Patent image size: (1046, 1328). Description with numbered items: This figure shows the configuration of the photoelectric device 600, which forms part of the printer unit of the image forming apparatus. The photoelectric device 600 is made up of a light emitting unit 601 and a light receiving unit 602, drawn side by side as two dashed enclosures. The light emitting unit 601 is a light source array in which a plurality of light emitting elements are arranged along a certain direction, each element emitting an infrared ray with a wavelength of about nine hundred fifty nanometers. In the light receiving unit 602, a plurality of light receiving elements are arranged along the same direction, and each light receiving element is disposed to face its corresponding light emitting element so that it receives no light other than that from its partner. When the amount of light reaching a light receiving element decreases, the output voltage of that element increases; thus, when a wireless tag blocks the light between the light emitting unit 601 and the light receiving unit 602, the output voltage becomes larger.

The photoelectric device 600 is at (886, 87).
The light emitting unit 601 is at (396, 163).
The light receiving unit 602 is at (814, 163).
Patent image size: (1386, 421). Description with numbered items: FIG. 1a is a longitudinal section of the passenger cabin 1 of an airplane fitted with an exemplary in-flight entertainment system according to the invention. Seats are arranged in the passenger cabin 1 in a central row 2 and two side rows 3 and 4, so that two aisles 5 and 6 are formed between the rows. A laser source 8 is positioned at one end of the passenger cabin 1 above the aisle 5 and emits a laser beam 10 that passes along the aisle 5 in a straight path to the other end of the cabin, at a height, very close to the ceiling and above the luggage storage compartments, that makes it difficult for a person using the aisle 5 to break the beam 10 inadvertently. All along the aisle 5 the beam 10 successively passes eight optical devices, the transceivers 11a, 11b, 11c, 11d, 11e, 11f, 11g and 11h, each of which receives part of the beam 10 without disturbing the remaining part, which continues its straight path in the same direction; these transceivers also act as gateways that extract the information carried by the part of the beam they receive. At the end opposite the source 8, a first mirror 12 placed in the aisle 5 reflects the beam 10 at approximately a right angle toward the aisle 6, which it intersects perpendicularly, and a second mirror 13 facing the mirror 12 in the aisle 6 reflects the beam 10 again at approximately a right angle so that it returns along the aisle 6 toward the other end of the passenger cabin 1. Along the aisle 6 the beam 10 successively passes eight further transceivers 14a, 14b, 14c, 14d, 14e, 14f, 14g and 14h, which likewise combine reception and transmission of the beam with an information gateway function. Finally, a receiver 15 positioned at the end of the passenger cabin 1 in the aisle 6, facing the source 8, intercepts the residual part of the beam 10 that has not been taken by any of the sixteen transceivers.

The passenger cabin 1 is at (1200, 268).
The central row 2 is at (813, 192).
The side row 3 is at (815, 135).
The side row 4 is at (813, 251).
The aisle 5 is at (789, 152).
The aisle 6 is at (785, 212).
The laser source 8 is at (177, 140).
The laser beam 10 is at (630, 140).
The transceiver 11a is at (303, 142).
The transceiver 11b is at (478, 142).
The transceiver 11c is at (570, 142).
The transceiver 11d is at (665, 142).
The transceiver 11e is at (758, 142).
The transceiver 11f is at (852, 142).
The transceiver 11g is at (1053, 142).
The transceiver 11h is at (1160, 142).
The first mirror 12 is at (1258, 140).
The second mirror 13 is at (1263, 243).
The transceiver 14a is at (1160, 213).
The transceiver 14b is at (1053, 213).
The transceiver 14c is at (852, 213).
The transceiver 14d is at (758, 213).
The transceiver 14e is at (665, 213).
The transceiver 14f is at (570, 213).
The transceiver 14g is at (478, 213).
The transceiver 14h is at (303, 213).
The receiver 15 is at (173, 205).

#### [GOAL OF THE EXERCISE]
Please write out the listing above word for word, starting at its very first line and ending at the line that contains "The light receiving unit 602 is", with both ends included and nothing after them.

#### [FINAL ANSWER]
Patent image size: (1046, 1328). Description with numbered items: This figure shows the configuration of the photoelectric device 600, which forms part of the printer unit of the image forming apparatus. The photoelectric device 600 is made up of a light emitting unit 601 and a light receiving unit 602, drawn side by side as two dashed enclosures. The light emitting unit 601 is a light source array in which a plurality of light emitting elements are arranged along a certain direction, each element emitting an infrared ray with a wavelength of about nine hundred fifty nanometers. In the light receiving unit 602, a plurality of light receiving elements are arranged along the same direction, and each light receiving element is disposed to face its corresponding light emitting element so that it receives no light other than that from its partner. When the amount of light reaching a light receiving element decreases, the output voltage of that element increases; thus, when a wireless tag blocks the light between the light emitting unit 601 and the light receiving unit 602, the output voltage becomes larger.

The photoelectric device 600 is at (886, 87).
The light emitting unit 601 is at (396, 163).
The light receiving unit 602 is at (814, 163).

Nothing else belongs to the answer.